## Objective
Copy every line with the string "this" in it.

Dataset items
►

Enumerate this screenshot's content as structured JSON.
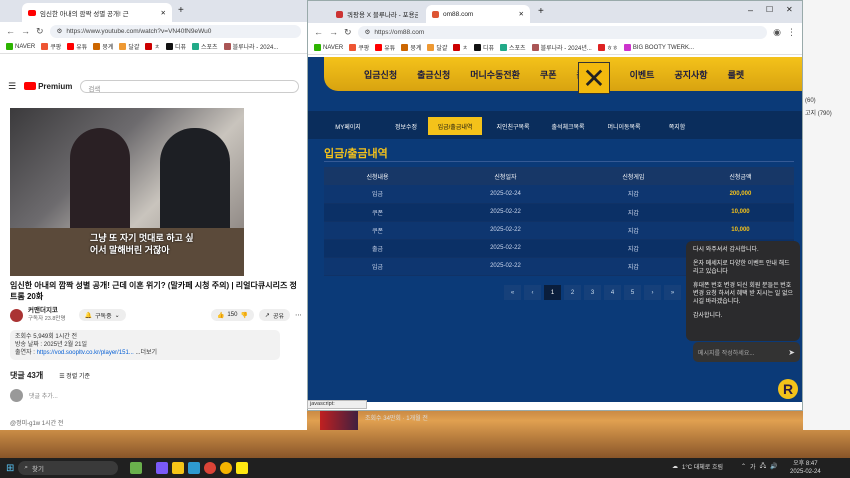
{
  "left_browser": {
    "tab_title": "임신한 아내의 깜짝 성별 공개! 근",
    "url": "https://www.youtube.com/watch?v=VN40fN9eWu0",
    "bookmarks": [
      "NAVER",
      "쿠팡",
      "유튜",
      "뭉계",
      "달걀",
      "ㅊ",
      "디퓨",
      "스포츠",
      "블루나라 - 2024..."
    ],
    "logo_text": "Premium",
    "search_placeholder": "검색",
    "video_title": "임신한 아내의 깜짝 성별 공개! 근데 이혼 위기? (말카페 시청 주의) | 리얼다큐시리즈 정트롬 20화",
    "channel_name": "커맨더지코",
    "subscribers": "구독자 23.8만명",
    "subscribe_label": "구독중",
    "likes": "150",
    "share_label": "공유",
    "desc_line1": "조회수 5,949회 1시간 전",
    "desc_line2": "방송 날짜 : 2025년 2월 21일",
    "desc_line3_prefix": "출연자 : ",
    "desc_link": "https://vod.soopltv.co.kr/player/151...",
    "desc_more": "...더보기",
    "comments_count": "댓글 43개",
    "sort_label": "정렬 기준",
    "add_comment": "댓글 추가...",
    "first_comment": "@정미-g1w 1시간 전",
    "video_caption": "그냥 또 자기 멋대로 하고 싶어서 말해버린 거잖아"
  },
  "right_browser": {
    "tabs": [
      "쿼팡용 X 블루나라 - 포용금 2%",
      "om88.com"
    ],
    "url": "https://om88.com",
    "bookmarks": [
      "NAVER",
      "쿠팡",
      "유튜",
      "뭉계",
      "달걀",
      "ㅊ",
      "디퓨",
      "스포츠",
      "블루나라 - 2024년...",
      "ㅎㅎ",
      "BIG BOOTY TWERK..."
    ],
    "top_nav": [
      "입금신청",
      "출금신청",
      "머니수동전환",
      "쿠폰",
      "콤프신청",
      "이벤트",
      "공지사항",
      "룰렛"
    ],
    "sub_tabs": [
      "MY페이지",
      "정보수정",
      "입금/출금내역",
      "지인친구목록",
      "출석체크목록",
      "머니이동목록",
      "쪽지함"
    ],
    "active_sub_tab": "입금/출금내역",
    "section_title": "입금/출금내역",
    "table_headers": [
      "신청내용",
      "신청일자",
      "신청게임",
      "신청금액"
    ],
    "table_rows": [
      [
        "입금",
        "2025-02-24",
        "지갑",
        "200,000"
      ],
      [
        "쿠폰",
        "2025-02-22",
        "지갑",
        "10,000"
      ],
      [
        "쿠폰",
        "2025-02-22",
        "지갑",
        "10,000"
      ],
      [
        "출금",
        "2025-02-22",
        "지갑",
        ""
      ],
      [
        "입금",
        "2025-02-22",
        "지갑",
        ""
      ]
    ],
    "pager": [
      "«",
      "‹",
      "1",
      "2",
      "3",
      "4",
      "5",
      "›",
      "»"
    ],
    "active_page": "1",
    "chat_messages": [
      "다시 와주셔서 감사합니다.",
      "온자 메세지로 다양한 이벤트 안내 해드리고 있습니다",
      "휴대폰 번호 변경 되신 회원 분들은 번호 변경 요청 하셔서 혜택 받 지시는 일 없으시길 바라겠습니다.",
      "감사합니다."
    ],
    "chat_placeholder": "메시지를 작성하세요...",
    "status_text": "javascript:"
  },
  "background_window": {
    "lines": [
      "(60)",
      "고지 (790)"
    ]
  },
  "thumbnail_text": "조회수 34만회 · 1개월 전",
  "taskbar": {
    "search_label": "찾기",
    "weather": "1°C  대체로 흐림",
    "time": "오후 8:47",
    "date": "2025-02-24"
  },
  "colors": {
    "site_bg": "#0b3a78",
    "site_accent": "#f4c21a",
    "yt_red": "#ff0000"
  }
}
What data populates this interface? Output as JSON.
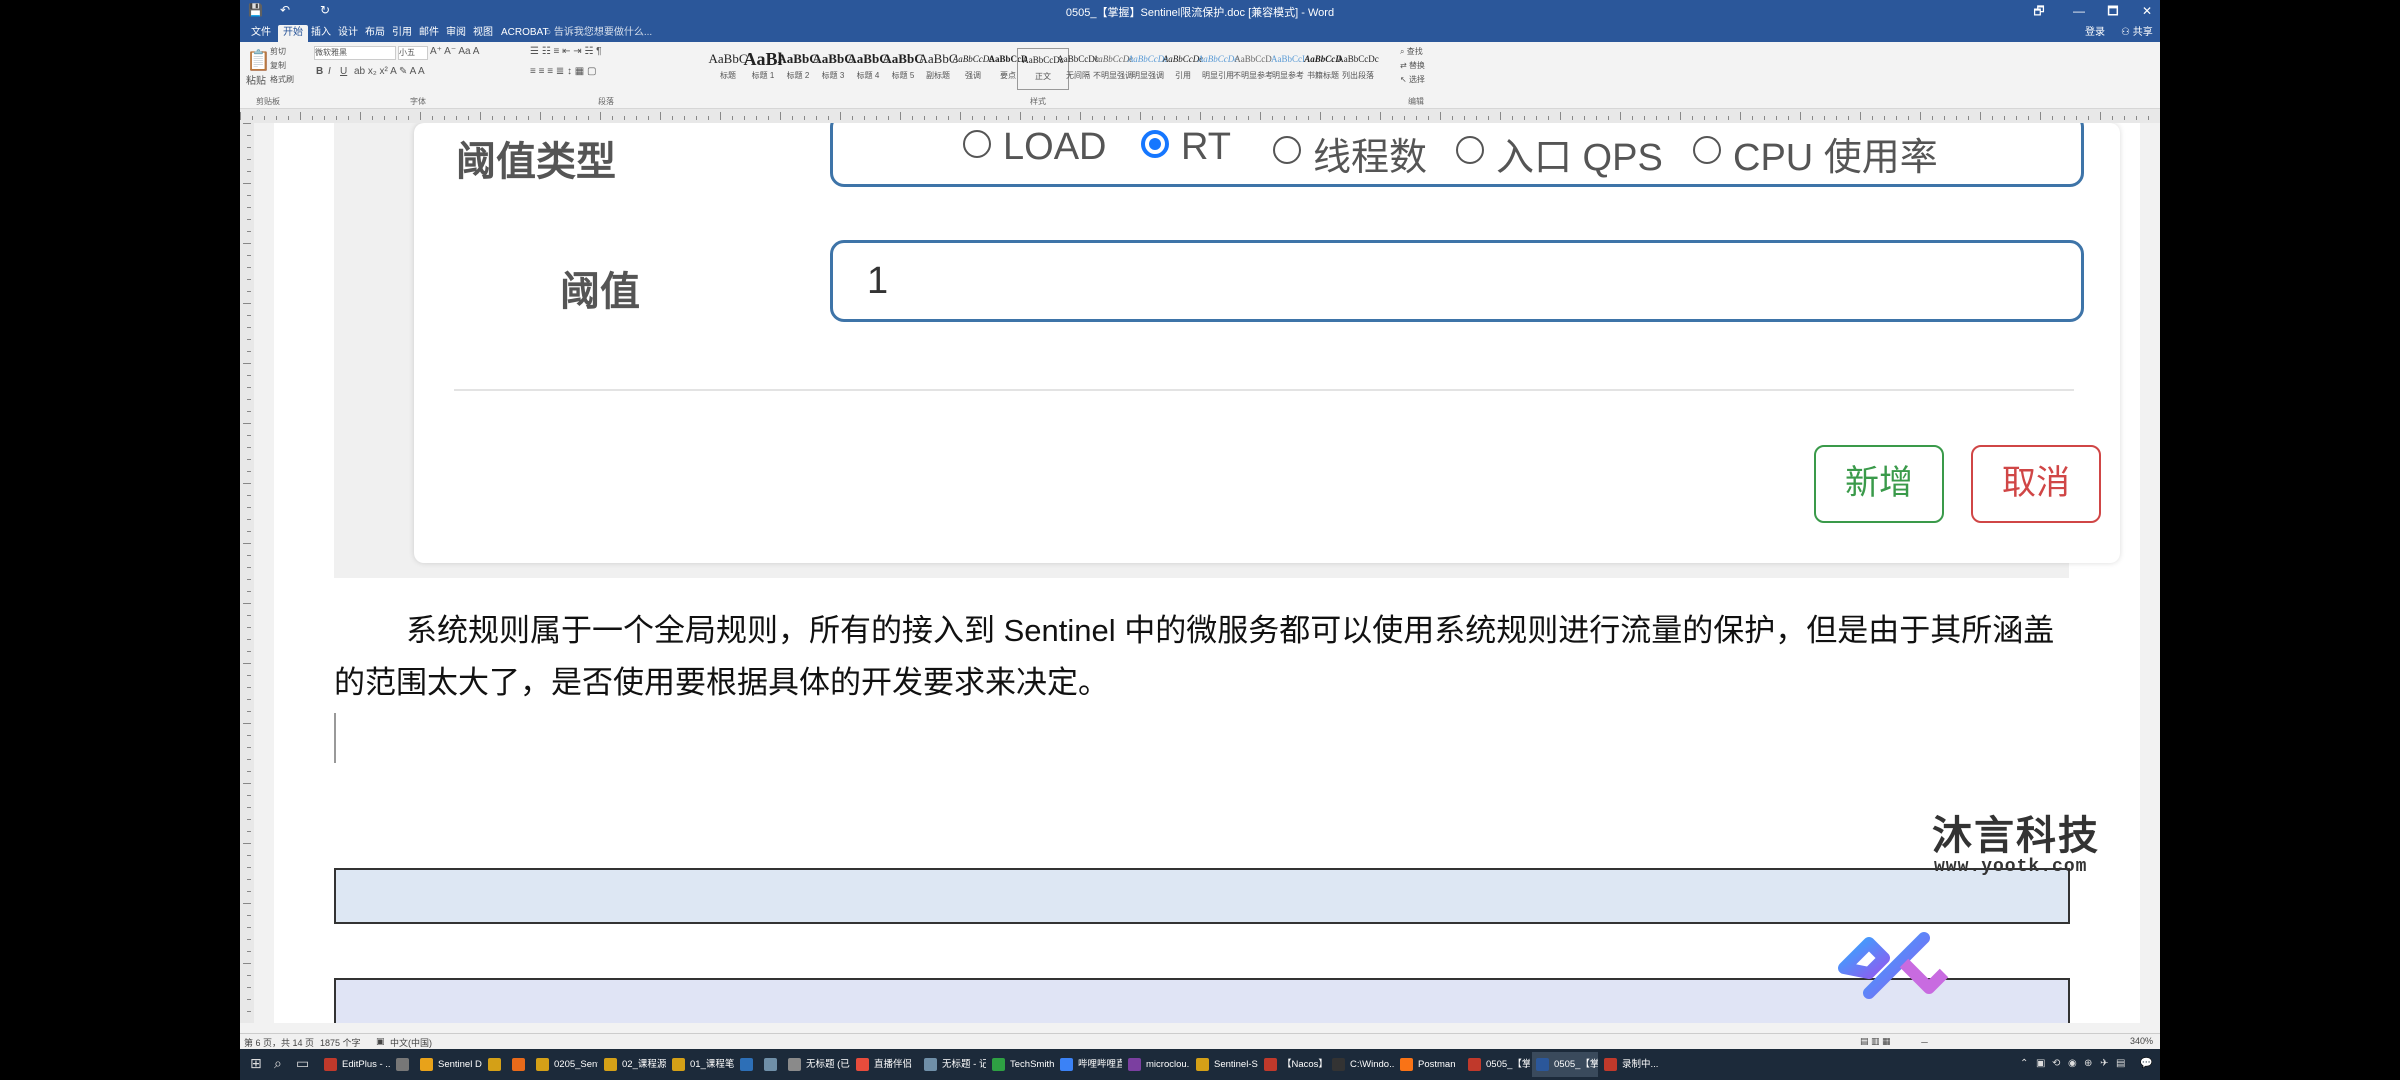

◄

## The response
Enumerate this screenshot's content as structured JSON.
What data populates this interface? Output as JSON.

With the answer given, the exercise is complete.